§ EXERCISE PROMPT:
Copy each line in which the string "title" occurs.

§ Raw records:
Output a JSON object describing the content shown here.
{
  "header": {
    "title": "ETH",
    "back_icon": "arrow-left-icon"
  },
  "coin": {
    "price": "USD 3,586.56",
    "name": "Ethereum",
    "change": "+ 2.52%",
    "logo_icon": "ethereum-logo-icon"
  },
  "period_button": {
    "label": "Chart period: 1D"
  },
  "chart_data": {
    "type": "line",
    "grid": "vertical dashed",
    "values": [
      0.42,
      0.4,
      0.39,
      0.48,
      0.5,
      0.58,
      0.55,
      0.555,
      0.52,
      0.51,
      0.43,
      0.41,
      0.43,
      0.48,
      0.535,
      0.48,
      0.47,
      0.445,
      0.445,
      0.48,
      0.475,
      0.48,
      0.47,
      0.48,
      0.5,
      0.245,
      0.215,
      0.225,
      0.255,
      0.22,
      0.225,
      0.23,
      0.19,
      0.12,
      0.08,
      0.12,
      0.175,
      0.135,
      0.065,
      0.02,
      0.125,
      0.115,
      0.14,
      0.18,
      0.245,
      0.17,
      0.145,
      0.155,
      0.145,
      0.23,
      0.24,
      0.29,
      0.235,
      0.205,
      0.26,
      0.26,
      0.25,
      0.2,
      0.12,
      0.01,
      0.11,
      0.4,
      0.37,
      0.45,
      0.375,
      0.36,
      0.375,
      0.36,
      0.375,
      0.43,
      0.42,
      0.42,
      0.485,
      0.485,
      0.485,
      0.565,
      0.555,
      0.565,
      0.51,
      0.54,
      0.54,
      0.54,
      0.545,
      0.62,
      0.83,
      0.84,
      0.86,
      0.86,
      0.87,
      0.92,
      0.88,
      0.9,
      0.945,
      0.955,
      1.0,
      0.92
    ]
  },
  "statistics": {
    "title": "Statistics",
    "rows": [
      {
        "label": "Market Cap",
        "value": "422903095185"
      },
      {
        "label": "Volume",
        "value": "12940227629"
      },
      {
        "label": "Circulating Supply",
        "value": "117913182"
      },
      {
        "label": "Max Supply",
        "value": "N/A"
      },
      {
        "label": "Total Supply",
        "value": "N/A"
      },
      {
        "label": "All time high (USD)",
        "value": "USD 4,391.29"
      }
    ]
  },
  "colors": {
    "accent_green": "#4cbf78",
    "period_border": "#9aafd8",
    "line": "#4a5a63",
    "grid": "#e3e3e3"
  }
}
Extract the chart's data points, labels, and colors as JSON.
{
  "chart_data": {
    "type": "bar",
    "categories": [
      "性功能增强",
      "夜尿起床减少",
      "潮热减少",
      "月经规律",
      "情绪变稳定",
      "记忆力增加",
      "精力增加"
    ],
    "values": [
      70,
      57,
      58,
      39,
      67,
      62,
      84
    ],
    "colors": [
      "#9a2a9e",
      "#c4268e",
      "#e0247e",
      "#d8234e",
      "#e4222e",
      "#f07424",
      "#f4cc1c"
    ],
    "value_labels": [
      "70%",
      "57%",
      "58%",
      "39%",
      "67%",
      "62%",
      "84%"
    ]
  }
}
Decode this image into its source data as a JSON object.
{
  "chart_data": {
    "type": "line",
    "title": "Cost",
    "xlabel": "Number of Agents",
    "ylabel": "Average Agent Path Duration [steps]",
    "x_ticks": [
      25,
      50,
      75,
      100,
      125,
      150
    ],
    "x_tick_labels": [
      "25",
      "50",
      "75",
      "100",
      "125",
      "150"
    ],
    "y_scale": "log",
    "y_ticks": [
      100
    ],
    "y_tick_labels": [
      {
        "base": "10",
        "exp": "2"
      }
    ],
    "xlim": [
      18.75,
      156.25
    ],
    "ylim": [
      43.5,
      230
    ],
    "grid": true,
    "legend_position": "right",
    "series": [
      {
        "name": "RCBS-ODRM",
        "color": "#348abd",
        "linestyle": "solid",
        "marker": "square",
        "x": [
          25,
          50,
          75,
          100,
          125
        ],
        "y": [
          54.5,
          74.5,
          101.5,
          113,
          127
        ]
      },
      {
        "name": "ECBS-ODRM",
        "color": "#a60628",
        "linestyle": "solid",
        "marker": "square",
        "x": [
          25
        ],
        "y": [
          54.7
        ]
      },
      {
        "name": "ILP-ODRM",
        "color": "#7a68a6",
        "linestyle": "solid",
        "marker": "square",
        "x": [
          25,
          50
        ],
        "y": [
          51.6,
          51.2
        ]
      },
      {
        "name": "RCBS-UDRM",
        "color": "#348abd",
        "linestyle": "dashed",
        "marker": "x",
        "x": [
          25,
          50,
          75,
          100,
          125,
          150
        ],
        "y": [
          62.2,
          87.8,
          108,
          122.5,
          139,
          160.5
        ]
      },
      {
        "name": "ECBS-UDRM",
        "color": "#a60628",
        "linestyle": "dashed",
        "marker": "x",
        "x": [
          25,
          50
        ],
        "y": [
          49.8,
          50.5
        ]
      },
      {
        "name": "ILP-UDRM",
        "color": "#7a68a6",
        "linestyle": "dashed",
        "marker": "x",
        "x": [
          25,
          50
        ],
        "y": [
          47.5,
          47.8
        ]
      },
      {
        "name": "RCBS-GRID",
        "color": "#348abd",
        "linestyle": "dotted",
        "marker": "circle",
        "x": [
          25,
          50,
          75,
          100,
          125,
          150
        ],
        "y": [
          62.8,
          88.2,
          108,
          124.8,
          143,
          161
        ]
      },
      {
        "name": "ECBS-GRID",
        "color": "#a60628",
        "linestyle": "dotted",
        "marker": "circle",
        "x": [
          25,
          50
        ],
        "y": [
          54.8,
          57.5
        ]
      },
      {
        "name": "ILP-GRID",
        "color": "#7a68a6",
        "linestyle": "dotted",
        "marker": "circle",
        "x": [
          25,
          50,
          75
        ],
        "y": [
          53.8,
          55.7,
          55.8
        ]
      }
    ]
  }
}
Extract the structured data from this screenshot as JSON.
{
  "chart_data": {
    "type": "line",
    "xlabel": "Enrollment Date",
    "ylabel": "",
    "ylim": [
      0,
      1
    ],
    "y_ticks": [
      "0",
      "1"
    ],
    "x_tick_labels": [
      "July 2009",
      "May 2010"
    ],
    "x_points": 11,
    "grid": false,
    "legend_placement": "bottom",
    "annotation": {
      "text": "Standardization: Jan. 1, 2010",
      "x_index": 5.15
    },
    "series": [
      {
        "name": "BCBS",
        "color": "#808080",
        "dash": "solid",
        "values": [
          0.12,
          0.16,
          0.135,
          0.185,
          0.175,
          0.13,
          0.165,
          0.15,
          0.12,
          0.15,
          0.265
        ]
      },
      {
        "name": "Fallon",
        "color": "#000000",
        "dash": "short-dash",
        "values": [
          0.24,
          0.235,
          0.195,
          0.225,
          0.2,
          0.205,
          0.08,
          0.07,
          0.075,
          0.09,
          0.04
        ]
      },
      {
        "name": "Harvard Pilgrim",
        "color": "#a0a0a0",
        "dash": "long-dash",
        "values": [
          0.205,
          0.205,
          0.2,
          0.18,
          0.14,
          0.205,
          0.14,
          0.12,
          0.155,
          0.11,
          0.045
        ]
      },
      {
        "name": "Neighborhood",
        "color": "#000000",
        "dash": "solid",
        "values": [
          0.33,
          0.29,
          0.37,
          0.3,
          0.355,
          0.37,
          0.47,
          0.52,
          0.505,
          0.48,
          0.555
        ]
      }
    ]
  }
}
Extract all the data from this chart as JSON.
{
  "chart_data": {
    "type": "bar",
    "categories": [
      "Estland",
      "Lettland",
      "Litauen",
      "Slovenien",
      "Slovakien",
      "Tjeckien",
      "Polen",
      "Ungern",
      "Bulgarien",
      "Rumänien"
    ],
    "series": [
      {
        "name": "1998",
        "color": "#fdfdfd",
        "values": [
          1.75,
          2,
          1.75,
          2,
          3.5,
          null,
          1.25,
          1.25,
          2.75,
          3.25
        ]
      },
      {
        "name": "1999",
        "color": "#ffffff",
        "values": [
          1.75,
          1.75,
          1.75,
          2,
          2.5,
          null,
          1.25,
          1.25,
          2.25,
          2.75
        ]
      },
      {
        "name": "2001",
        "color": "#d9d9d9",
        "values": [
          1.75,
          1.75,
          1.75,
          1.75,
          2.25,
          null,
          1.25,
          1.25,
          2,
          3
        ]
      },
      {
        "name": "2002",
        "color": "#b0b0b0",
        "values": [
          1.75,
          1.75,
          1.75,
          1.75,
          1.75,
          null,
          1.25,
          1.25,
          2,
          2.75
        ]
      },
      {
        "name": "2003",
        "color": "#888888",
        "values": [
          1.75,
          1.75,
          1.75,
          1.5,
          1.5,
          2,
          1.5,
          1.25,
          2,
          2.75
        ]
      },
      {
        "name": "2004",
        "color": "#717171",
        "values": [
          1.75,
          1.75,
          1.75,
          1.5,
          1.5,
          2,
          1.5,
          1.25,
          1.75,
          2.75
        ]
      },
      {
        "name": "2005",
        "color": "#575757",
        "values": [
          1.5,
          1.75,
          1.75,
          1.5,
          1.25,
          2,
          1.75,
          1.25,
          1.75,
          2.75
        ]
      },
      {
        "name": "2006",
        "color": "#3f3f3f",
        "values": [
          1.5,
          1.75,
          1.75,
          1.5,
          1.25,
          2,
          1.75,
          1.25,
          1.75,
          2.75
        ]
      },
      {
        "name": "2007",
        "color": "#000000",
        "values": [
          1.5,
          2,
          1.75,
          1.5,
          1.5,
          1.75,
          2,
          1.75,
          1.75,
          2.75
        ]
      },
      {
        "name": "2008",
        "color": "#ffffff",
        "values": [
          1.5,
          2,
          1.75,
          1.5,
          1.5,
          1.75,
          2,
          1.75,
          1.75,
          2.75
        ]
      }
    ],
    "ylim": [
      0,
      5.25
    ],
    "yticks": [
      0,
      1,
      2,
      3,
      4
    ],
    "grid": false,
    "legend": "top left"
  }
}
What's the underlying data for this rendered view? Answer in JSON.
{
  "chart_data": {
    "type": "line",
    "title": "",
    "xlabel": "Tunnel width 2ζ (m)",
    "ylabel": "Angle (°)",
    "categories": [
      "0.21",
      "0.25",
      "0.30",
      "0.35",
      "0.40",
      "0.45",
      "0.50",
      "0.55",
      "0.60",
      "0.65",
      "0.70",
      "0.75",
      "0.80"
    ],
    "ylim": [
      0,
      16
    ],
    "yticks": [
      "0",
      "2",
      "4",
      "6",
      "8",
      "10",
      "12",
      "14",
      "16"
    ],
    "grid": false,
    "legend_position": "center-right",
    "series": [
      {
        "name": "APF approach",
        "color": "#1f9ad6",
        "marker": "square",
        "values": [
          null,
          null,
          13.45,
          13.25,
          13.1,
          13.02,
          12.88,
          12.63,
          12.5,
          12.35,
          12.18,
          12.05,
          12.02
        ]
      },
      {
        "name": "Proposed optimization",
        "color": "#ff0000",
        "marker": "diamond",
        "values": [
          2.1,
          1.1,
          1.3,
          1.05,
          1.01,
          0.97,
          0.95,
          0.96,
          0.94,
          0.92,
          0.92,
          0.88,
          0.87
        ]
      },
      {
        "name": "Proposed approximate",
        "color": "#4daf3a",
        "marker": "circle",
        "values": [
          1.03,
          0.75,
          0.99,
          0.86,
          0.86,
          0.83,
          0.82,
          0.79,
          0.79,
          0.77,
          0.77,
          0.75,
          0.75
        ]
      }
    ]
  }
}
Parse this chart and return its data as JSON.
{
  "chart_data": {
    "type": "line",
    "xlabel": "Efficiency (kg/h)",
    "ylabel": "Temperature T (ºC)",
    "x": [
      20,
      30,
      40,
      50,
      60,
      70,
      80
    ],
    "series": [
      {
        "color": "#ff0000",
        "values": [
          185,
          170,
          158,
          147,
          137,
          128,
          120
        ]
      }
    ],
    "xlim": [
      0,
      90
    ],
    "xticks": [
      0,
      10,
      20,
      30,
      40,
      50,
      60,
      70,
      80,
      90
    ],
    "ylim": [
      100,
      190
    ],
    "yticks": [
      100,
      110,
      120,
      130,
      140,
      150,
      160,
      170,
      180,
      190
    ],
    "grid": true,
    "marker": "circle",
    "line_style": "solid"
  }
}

§ FULL SOLUTION:
    "title": "ETH",
    "title": "Statistics",
    "title": "Cost",
    "title": "",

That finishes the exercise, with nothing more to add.